• [Set exercise] Scan the data for "Bayramı" and copy the lines it appears in.
|---|
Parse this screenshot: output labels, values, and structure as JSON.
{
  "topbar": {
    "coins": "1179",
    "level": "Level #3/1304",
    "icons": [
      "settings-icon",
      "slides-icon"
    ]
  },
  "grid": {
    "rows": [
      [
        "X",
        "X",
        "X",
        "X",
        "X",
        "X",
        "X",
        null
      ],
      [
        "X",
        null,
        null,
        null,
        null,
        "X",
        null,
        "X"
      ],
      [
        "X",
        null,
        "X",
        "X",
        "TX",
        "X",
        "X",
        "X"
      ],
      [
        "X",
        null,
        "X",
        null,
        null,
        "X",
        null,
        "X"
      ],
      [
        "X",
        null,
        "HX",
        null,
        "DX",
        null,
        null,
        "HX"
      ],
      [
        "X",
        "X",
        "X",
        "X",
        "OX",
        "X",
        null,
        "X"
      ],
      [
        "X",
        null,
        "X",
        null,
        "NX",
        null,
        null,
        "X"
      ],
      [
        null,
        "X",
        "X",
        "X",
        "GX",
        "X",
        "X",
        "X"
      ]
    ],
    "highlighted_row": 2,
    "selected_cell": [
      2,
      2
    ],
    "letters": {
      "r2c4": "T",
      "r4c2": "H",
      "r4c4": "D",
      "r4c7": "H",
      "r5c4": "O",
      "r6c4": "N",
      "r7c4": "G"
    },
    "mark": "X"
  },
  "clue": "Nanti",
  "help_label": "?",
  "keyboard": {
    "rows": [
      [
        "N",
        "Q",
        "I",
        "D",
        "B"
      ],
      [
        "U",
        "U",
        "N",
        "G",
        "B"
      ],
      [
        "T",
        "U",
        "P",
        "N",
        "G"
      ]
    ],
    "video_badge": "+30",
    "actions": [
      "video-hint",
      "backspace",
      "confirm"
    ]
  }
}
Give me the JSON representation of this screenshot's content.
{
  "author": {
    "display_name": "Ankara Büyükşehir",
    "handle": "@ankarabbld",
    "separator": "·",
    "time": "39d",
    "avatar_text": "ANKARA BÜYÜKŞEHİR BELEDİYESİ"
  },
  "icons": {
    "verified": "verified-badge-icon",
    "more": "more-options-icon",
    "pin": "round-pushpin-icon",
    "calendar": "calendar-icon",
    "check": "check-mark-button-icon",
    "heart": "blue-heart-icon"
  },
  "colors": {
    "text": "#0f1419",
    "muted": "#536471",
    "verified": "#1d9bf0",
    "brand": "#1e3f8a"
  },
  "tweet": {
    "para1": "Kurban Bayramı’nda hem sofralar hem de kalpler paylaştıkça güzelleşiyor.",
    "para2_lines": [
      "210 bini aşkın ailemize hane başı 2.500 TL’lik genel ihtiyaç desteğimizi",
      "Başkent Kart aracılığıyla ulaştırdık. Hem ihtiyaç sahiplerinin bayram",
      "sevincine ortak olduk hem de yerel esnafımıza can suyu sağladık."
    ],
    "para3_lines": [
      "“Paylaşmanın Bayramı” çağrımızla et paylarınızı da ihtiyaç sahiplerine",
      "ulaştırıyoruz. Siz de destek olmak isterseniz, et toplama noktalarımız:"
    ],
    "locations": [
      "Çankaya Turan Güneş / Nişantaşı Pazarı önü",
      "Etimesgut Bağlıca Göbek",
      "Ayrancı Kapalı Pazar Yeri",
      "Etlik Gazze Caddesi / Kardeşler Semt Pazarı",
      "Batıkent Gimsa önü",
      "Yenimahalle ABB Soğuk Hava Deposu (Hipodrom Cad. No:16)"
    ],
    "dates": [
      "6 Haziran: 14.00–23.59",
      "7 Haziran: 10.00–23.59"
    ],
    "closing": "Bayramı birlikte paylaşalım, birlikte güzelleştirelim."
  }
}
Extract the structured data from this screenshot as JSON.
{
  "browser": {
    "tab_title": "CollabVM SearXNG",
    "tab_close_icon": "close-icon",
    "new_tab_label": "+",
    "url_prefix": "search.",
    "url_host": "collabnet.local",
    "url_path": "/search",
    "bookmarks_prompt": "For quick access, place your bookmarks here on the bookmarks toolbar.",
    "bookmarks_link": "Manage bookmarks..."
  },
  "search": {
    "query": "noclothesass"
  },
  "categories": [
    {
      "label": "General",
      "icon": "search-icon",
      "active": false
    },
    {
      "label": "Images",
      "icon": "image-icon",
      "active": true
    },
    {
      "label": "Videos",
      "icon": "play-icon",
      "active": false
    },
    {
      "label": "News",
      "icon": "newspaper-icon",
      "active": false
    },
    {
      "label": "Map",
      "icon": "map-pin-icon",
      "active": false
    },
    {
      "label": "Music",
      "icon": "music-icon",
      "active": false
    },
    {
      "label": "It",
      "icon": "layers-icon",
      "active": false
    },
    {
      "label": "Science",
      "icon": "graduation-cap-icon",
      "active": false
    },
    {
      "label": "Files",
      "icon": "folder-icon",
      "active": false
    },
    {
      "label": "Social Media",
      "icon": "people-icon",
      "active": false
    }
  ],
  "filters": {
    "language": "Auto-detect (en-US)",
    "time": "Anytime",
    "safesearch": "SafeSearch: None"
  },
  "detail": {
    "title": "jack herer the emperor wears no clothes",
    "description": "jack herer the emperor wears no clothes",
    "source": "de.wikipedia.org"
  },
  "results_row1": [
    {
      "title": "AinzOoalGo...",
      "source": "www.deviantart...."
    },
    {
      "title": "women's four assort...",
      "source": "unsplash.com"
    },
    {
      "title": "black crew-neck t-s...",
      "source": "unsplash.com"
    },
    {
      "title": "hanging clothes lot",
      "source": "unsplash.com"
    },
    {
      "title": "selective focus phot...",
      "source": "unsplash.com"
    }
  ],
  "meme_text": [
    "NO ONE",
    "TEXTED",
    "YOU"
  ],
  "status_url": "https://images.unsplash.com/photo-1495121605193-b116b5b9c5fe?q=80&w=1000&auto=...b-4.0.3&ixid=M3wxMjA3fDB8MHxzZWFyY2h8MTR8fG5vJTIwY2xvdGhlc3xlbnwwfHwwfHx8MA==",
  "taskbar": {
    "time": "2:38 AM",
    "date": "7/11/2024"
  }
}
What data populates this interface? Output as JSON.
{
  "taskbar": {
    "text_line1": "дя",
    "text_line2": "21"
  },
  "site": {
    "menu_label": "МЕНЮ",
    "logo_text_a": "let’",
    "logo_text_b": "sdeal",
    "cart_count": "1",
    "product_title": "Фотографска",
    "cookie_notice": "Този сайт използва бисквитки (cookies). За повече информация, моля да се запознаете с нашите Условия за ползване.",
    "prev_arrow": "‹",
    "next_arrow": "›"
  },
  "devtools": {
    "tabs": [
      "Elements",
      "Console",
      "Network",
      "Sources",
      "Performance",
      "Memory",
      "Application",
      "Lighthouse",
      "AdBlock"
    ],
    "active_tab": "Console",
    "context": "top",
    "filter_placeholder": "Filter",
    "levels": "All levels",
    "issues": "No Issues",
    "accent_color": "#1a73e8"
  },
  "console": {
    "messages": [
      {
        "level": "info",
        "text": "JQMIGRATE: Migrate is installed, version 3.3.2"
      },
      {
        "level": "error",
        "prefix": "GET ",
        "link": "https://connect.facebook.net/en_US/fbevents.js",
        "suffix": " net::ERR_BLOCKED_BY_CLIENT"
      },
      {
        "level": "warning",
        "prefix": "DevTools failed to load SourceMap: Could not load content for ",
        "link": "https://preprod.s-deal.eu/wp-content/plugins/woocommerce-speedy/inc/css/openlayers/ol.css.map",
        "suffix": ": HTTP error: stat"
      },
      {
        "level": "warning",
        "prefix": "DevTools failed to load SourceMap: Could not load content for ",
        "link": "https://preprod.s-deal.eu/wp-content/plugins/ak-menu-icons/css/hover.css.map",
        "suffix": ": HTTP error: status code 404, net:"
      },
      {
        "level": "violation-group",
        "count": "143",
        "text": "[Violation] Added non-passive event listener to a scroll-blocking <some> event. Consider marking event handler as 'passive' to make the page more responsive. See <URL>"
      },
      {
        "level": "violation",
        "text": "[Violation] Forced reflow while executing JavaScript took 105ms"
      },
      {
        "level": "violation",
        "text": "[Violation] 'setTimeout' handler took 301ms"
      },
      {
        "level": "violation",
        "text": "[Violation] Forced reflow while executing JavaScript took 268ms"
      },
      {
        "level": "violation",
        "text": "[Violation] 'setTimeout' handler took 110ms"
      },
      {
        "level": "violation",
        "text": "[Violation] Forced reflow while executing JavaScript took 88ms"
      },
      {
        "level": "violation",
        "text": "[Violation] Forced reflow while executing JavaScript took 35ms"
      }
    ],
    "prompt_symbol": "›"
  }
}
|---|
• [Final answer]
    "para1": "Kurban Bayramı’nda hem sofralar hem de kalpler paylaştıkça güzelleşiyor.",
      "“Paylaşmanın Bayramı” çağrımızla et paylarınızı da ihtiyaç sahiplerine",
    "closing": "Bayramı birlikte paylaşalım, birlikte güzelleştirelim."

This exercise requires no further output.